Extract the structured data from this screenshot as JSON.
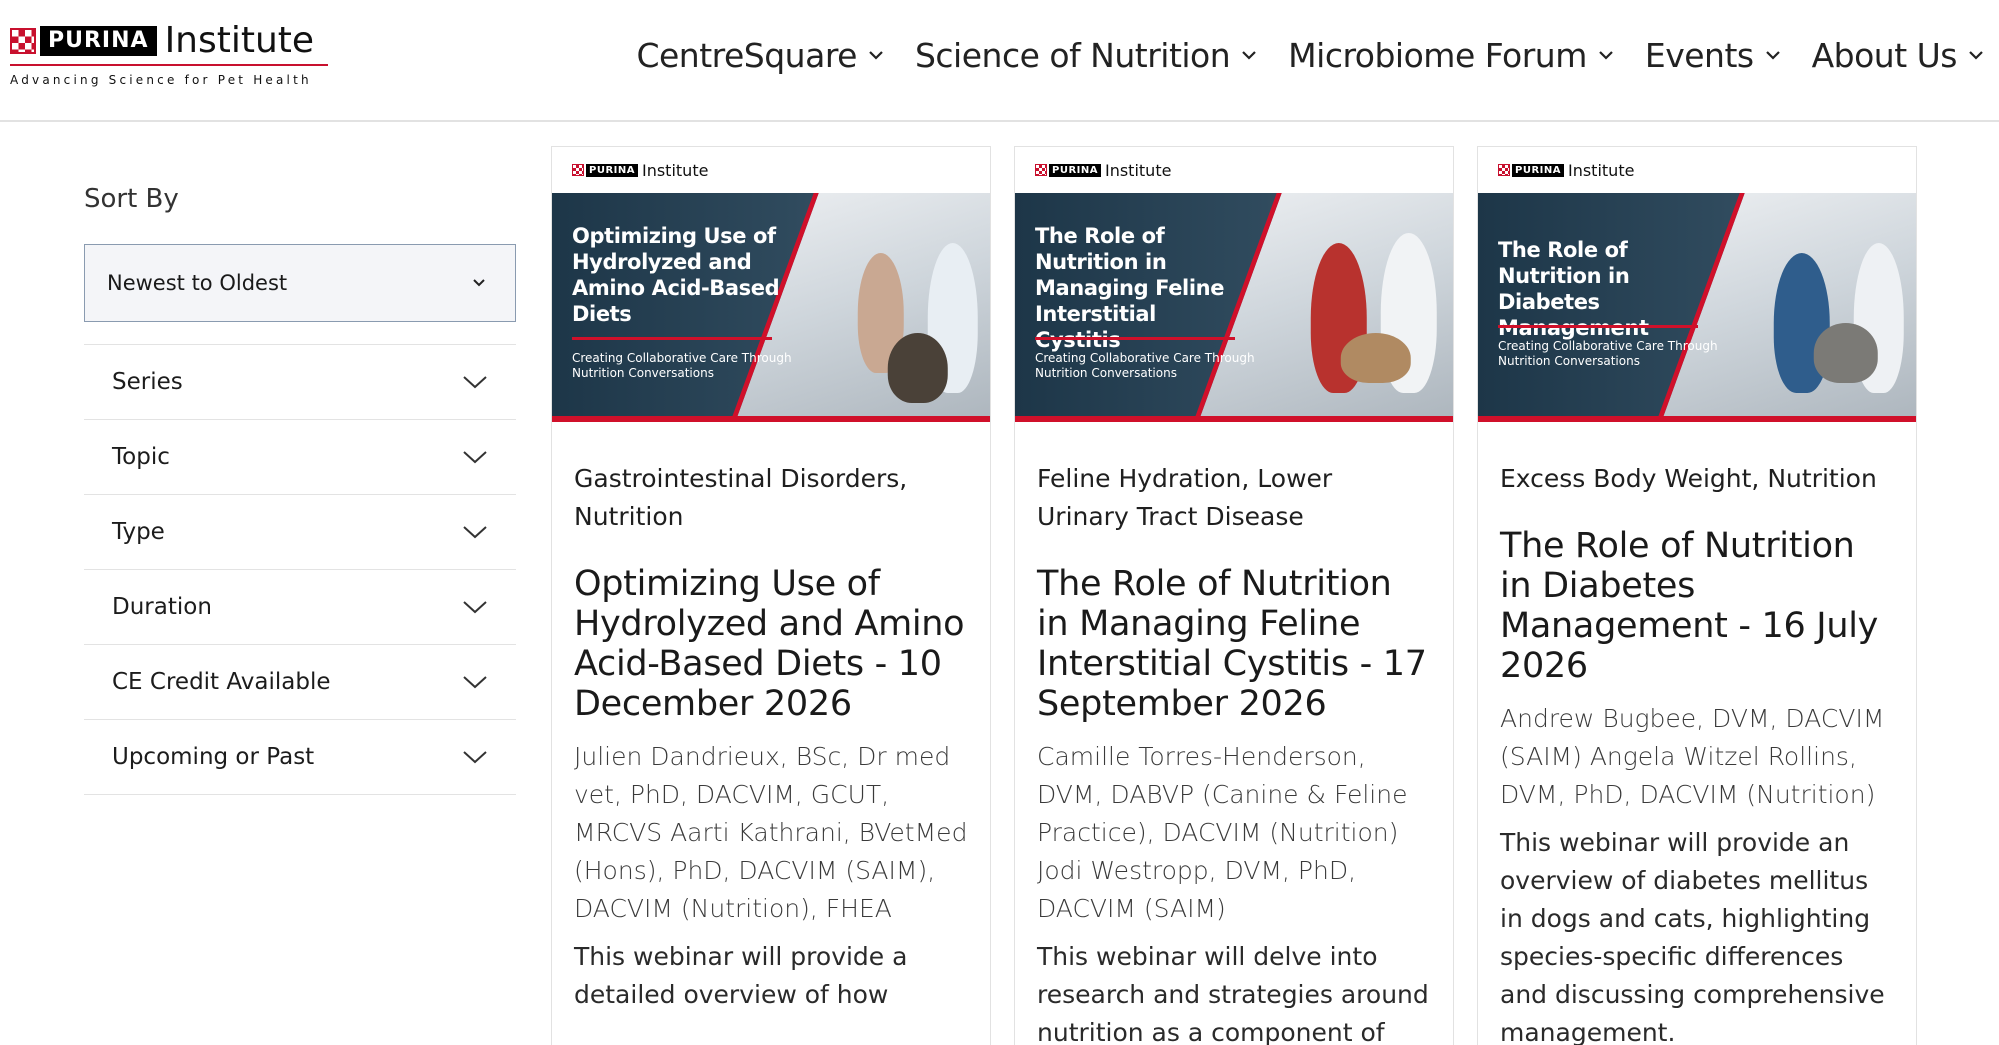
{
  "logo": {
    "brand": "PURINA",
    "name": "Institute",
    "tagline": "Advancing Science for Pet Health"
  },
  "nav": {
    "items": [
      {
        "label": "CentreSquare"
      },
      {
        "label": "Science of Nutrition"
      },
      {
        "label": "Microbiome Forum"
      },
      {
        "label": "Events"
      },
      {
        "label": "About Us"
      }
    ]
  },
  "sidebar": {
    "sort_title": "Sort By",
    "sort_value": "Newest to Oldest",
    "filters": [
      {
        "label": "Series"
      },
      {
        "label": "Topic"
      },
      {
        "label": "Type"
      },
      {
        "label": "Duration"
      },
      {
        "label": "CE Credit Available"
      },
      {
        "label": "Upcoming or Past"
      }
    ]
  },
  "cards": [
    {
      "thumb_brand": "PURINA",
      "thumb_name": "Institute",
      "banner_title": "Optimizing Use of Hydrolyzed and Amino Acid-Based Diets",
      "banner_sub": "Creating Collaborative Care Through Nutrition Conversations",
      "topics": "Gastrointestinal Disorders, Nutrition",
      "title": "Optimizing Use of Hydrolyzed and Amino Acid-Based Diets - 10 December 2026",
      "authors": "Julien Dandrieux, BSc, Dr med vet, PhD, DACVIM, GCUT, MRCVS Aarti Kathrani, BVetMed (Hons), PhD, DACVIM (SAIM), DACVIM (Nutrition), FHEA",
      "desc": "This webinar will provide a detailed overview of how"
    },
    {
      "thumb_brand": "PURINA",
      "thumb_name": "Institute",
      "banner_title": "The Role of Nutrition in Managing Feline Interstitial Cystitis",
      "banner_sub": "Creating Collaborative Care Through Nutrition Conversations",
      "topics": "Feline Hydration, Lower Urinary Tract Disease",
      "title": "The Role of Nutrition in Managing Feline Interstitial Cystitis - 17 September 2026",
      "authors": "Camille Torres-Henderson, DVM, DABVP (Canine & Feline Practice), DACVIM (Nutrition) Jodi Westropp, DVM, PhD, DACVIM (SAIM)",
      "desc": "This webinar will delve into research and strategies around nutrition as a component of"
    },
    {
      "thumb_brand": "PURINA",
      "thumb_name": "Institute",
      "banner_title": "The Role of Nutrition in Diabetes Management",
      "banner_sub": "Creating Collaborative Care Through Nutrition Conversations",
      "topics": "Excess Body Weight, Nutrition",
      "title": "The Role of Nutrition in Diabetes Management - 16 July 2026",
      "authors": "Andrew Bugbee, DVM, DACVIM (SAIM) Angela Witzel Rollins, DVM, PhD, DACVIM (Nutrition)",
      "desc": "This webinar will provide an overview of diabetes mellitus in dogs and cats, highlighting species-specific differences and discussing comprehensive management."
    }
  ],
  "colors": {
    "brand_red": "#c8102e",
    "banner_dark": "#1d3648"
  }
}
==
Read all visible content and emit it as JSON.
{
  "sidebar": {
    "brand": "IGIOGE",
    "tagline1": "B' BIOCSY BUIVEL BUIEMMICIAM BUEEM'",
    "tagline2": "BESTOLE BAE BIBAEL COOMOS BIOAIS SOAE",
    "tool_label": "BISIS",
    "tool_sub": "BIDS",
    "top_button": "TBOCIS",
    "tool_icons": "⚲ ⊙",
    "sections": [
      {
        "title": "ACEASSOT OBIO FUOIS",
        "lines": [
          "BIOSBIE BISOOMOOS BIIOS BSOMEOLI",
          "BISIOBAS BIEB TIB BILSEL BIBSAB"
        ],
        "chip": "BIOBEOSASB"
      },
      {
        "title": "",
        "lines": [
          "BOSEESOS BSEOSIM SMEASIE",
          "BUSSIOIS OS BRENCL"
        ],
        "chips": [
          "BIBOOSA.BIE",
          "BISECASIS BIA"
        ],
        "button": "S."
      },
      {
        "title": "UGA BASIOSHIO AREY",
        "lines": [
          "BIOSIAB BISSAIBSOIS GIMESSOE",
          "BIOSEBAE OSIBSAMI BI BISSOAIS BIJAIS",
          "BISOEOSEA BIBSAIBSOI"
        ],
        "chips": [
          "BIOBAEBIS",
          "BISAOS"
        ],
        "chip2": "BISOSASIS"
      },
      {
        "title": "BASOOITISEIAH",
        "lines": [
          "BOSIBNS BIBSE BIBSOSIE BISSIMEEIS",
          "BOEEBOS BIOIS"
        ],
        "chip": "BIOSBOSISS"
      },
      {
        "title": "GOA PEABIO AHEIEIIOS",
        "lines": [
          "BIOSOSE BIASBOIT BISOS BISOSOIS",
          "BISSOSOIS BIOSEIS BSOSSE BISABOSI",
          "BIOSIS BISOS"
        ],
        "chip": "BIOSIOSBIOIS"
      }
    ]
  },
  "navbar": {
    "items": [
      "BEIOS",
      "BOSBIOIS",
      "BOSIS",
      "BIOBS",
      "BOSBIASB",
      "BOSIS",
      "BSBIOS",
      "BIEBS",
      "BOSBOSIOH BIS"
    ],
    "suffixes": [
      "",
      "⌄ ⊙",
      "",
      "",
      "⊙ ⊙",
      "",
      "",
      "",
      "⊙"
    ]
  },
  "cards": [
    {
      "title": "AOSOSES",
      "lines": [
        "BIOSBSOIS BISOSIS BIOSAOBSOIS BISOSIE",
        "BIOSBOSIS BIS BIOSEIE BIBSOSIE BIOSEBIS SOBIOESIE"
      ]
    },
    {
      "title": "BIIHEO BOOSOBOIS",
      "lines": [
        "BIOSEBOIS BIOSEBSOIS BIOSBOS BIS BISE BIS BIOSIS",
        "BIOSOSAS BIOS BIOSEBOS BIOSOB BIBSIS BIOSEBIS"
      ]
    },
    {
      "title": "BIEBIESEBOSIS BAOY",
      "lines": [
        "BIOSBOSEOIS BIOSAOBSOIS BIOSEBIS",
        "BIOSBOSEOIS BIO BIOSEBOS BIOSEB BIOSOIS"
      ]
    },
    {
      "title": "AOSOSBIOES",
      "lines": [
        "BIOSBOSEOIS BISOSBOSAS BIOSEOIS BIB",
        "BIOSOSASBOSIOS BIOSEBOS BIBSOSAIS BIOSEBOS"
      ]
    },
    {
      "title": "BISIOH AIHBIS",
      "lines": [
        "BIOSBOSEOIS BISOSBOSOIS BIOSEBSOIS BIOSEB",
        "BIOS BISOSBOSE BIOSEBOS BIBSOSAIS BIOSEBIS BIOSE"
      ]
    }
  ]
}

* [INSTRUCTIONS FOR THE TASK]
Reproduce each line of the material containing the word "webinar".

* [SOLUTION TO THIS EXERCISE]
      "desc": "This webinar will provide a detailed overview of how"
      "desc": "This webinar will delve into research and strategies around nutrition as a component of"
      "desc": "This webinar will provide an overview of diabetes mellitus in dogs and cats, highlighting species-specific differences and discussing comprehensive management."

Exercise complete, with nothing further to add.